— start Dataset extract —

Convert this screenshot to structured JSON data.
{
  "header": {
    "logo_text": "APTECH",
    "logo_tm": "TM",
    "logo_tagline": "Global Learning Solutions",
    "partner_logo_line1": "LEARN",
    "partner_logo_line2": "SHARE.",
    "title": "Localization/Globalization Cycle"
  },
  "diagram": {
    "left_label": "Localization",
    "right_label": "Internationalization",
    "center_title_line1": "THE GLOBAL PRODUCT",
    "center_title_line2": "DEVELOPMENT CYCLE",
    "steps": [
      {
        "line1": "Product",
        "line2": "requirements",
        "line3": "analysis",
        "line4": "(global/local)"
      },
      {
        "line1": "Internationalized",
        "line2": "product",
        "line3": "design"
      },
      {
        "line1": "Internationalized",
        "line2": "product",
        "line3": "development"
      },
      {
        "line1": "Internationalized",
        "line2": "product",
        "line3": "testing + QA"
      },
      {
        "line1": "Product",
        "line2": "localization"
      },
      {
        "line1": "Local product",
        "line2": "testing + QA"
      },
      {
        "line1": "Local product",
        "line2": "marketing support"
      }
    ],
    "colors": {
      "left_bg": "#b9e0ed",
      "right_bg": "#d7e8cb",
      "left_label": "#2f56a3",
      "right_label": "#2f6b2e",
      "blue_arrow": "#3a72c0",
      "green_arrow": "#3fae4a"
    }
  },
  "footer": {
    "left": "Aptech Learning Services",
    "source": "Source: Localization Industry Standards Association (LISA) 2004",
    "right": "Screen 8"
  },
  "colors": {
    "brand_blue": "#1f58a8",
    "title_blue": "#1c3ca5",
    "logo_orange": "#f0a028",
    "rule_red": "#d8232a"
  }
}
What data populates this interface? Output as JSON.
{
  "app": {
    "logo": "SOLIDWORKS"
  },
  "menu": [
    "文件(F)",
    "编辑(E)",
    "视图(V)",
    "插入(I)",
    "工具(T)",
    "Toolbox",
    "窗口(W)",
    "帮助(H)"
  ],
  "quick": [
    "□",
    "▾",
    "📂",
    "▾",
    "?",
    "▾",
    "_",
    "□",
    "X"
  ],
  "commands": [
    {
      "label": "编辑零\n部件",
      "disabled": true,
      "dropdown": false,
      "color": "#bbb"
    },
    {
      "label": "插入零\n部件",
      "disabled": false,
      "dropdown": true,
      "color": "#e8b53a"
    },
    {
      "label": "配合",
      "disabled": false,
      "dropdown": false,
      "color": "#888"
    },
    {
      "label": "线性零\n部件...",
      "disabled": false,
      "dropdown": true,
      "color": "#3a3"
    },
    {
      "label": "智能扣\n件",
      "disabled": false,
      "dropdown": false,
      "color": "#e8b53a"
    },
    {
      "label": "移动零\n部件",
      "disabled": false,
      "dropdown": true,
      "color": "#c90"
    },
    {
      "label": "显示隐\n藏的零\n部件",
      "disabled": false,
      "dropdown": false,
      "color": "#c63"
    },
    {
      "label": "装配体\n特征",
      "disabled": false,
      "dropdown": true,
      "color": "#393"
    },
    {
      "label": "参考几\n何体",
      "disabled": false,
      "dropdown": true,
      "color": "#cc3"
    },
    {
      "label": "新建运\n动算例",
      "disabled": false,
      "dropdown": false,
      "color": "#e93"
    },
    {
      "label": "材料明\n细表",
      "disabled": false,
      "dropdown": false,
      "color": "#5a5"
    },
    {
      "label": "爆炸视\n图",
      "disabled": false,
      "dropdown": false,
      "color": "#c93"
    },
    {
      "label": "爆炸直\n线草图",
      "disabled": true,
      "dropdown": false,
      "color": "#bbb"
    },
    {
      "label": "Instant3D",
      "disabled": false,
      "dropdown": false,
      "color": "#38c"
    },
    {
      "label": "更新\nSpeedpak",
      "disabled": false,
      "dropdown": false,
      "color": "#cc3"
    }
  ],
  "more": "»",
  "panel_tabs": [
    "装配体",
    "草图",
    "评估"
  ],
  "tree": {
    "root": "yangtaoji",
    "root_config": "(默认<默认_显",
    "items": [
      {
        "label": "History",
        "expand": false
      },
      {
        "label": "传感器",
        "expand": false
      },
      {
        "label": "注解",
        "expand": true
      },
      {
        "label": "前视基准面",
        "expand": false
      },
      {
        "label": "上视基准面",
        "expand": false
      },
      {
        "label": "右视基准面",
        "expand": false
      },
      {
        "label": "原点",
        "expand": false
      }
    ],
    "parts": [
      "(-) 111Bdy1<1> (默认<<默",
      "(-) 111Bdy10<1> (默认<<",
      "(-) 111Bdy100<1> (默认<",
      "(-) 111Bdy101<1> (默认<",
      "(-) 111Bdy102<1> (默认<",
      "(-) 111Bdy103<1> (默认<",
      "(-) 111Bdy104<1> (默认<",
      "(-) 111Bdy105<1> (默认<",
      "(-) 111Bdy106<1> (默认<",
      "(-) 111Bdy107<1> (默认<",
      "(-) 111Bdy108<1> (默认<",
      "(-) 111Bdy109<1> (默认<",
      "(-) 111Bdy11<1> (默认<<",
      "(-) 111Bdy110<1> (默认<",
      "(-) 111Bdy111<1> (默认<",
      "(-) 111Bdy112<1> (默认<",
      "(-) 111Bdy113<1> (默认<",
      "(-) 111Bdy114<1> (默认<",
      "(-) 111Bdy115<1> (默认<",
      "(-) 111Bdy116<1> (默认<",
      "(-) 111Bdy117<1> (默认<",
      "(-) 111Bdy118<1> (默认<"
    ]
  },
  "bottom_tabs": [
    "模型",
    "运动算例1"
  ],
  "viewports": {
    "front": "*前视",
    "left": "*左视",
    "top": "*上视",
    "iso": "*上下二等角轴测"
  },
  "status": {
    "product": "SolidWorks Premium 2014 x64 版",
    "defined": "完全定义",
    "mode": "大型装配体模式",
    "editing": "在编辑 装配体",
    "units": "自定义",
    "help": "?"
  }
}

— end Dataset extract —

Report all lines of the data that include the word "this".

Convert this screenshot to structured JSON data.
What data populates this interface? Output as JSON.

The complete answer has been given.